EXERCISE TASK:
Pull each line holding "camera" out of the entries below.

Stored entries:
========
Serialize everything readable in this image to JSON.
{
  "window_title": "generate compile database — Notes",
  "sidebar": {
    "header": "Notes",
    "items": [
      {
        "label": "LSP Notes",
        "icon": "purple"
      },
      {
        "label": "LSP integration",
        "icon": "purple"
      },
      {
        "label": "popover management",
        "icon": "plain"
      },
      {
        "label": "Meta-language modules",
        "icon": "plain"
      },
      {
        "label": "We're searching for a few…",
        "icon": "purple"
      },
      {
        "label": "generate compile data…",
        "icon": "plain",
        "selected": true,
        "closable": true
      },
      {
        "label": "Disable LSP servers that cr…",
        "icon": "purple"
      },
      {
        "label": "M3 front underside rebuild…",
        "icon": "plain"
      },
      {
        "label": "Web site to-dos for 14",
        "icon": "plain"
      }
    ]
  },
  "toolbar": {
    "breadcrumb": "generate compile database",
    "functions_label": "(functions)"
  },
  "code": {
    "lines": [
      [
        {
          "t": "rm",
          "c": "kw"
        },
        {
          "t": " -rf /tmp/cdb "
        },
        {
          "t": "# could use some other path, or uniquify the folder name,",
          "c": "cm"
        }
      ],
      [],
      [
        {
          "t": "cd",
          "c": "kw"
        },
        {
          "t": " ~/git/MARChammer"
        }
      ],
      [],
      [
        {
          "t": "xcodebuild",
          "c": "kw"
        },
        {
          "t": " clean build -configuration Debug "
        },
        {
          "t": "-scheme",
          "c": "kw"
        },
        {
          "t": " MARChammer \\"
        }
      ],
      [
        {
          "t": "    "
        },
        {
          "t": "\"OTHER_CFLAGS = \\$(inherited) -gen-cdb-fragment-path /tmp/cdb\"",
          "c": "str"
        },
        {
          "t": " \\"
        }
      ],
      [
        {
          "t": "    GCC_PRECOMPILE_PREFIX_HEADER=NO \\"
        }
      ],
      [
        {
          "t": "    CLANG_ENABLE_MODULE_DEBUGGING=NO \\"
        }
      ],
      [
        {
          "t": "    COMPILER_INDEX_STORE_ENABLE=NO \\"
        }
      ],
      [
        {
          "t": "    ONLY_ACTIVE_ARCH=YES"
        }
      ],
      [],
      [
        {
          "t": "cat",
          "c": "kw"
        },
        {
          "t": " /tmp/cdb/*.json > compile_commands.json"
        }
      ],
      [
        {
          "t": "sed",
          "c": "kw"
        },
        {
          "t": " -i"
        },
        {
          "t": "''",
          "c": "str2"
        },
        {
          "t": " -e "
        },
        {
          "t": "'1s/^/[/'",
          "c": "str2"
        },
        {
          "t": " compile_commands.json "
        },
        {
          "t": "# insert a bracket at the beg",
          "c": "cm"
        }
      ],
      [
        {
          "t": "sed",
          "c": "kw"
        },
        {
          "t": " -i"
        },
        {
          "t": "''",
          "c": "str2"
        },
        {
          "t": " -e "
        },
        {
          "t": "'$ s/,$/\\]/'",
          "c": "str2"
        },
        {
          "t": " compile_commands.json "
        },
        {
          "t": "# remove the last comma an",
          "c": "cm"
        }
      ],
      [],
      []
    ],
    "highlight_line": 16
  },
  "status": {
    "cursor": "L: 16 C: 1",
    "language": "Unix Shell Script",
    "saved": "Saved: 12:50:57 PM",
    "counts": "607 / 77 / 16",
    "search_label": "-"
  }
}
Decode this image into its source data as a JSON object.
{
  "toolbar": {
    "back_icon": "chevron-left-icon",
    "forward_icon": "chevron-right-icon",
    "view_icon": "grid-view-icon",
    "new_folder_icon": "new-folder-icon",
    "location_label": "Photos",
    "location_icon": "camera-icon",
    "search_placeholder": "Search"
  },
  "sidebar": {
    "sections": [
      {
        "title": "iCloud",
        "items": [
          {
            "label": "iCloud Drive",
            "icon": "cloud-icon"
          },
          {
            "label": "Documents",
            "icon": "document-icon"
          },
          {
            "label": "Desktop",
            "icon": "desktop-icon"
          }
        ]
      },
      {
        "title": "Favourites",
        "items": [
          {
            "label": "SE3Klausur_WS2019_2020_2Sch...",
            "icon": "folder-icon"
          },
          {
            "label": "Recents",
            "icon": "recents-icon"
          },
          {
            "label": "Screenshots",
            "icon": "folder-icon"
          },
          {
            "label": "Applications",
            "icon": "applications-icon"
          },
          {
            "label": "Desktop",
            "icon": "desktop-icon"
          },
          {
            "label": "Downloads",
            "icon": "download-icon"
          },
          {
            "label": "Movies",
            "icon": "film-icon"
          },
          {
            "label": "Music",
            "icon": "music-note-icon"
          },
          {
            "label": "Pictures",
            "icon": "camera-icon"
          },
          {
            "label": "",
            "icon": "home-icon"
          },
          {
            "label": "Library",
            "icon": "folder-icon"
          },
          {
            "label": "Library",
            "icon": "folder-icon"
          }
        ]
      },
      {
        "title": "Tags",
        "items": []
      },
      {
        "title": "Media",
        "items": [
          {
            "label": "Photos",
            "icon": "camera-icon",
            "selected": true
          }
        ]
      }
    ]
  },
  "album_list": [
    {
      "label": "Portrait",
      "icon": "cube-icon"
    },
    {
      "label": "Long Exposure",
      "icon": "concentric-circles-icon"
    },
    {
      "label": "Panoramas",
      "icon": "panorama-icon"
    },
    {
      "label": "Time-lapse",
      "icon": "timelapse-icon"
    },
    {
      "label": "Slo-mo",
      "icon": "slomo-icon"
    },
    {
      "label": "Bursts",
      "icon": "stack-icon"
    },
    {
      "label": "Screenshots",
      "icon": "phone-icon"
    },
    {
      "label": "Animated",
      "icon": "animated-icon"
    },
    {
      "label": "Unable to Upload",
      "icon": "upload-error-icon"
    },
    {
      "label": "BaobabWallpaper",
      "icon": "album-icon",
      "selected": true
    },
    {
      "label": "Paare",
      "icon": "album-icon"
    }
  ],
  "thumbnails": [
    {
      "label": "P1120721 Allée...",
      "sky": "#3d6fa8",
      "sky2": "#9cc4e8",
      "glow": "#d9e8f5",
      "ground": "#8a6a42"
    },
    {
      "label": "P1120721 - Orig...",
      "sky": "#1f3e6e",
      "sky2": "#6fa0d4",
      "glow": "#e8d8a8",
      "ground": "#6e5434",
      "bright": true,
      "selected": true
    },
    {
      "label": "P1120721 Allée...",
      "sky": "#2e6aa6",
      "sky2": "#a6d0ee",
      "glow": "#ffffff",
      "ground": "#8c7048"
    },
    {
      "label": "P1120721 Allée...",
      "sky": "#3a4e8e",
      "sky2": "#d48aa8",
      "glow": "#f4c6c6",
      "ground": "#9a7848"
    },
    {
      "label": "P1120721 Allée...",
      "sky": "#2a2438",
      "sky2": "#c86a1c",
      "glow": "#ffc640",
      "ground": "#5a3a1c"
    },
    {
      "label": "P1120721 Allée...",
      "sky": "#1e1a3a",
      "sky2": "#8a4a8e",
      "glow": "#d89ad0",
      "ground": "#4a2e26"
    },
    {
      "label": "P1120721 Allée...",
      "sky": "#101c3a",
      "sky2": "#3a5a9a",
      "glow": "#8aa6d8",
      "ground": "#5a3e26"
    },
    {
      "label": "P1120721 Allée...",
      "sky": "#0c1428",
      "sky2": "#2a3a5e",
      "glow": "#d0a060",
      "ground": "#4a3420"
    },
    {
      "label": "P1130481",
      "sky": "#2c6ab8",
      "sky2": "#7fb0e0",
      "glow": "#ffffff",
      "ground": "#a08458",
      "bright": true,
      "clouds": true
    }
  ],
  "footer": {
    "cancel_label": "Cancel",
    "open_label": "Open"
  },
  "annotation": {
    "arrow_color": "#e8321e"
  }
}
========
WRITTEN RESPONSE:
    "location_icon": "camera-icon",
            "icon": "camera-icon"
            "icon": "camera-icon",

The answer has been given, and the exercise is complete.